• WHAT YOU WILL DO
(1) In the project documentation excerpt, where does the Train step put the model it trains?
(2) Write out the part of the project documentation excerpt starting with "Not clear yet" and going on through "already been done.".

• EXCERPTED PASSAGE
The source code to perform this action is written in a function in src/data/make_dataset/make_dataset_twitter.py

A1c. Load Dataset

Goal: From csvs in data/processed, creates python objects such as np.array or pd.dataframes to be mostly used by functions and classes in models.

Called: as a library by other parts of the code

1) Use Case Models

tbd

The source code to perform these actions must be written in in src/data/load_dataset/.../.py

A2. FEATURES

The 2nd subpart of the program build features on top of the data python objects created by load_dataset.

  • Used as a library by other parts of codes
  • Returns: Mainly returns python data objects with new features built on top

Not clear yet if we'll have to use it.

tbd

A3. MODELS

The 3rd subpart of the program is related to everything related to model training/testing/predicting. In order to function it needs the appropriate dataset(s) made by data/make_dataset.

Before calling the parts here under in the CLI, it's good to know in advance if the needed code to make the needed dataset has already been done.

A3a. Train

Goal: Based on a chosen algo, chosen hyperparameters and chosen train data set stored in data/processed/train, train a model and outputs it in the folder models in root. The ouput will mainly consists of weights

  • Called via CLI (but also as lib?)
  • Command: tbd
  • Other Arguments:
    • tbd
  • Outputs: store weights in a folder in models/ tbd

The source code to perform this action must written in src/models/typeoflibraryused/nameofalgo.py

A3b. Test

Goal: Based on a chosen train model (weights), a chosen test set in src/test and a chosen perofrmance metric, outputs the score of the model in a file tbd in data/processed/results and outputs the csv used to test with the predictions added somewhere in data/processed/results tbd.

  • Called via CLI (but also as lib?)
  • Command: tbd
  • Other Arguments:
    • tbd
  • Outputs:
    • score of the model in a file tbd in data/processed/results
    • csv used to test with the predictions added 'Postivie_pred', 'Negative_pred' somewhere in data/processed/results tbd

The source code to perform this action must written in src/models/typeoflibraryused/nameofalgo.py

A3c. Predict

Goal: Based on a chosen train model (weights), a chosen predict set in data/processed/predict and a chosen perofrmance metric outputs the csv used to predict with the predictions added.

The source code to perform this action must written in src/models/typeoflibraryused/nameofalgo.py

Based on a csv from a specific candidate on a specific day in data/processed/predict, outputs the csv with the predictions. Possibility to do many candidates and many dates all at once?

• MATERIAL PROVIDED
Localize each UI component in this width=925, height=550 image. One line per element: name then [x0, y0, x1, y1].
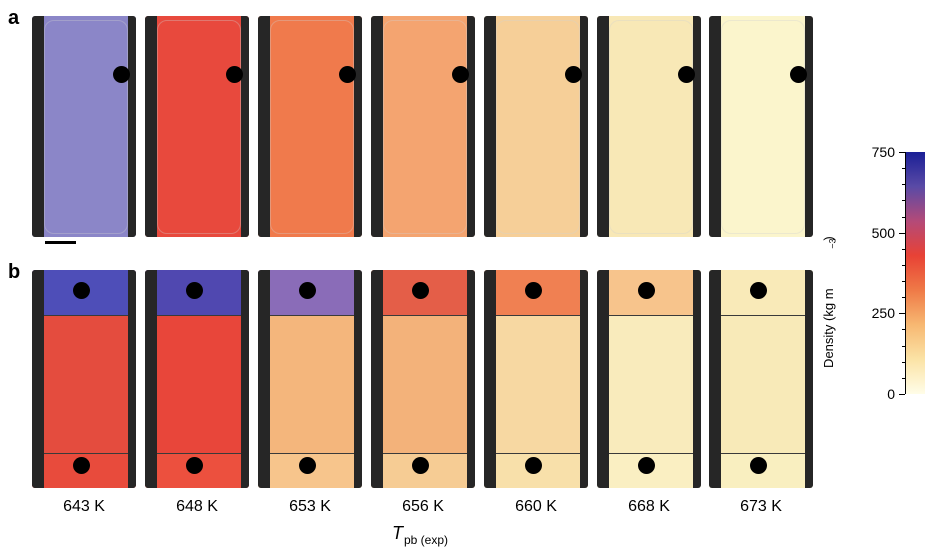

• TASK ANSWERS
(1) The Train step outputs the model to the folder models in the root, mainly as weights.

(2)
Not clear yet if we'll have to use it.

tbd

A3. MODELS

The 3rd subpart of the program is related to everything related to model training/testing/predicting. In order to function it needs the appropriate dataset(s) made by data/make_dataset.

Before calling the parts here under in the CLI, it's good to know in advance if the needed code to make the needed dataset has already been done.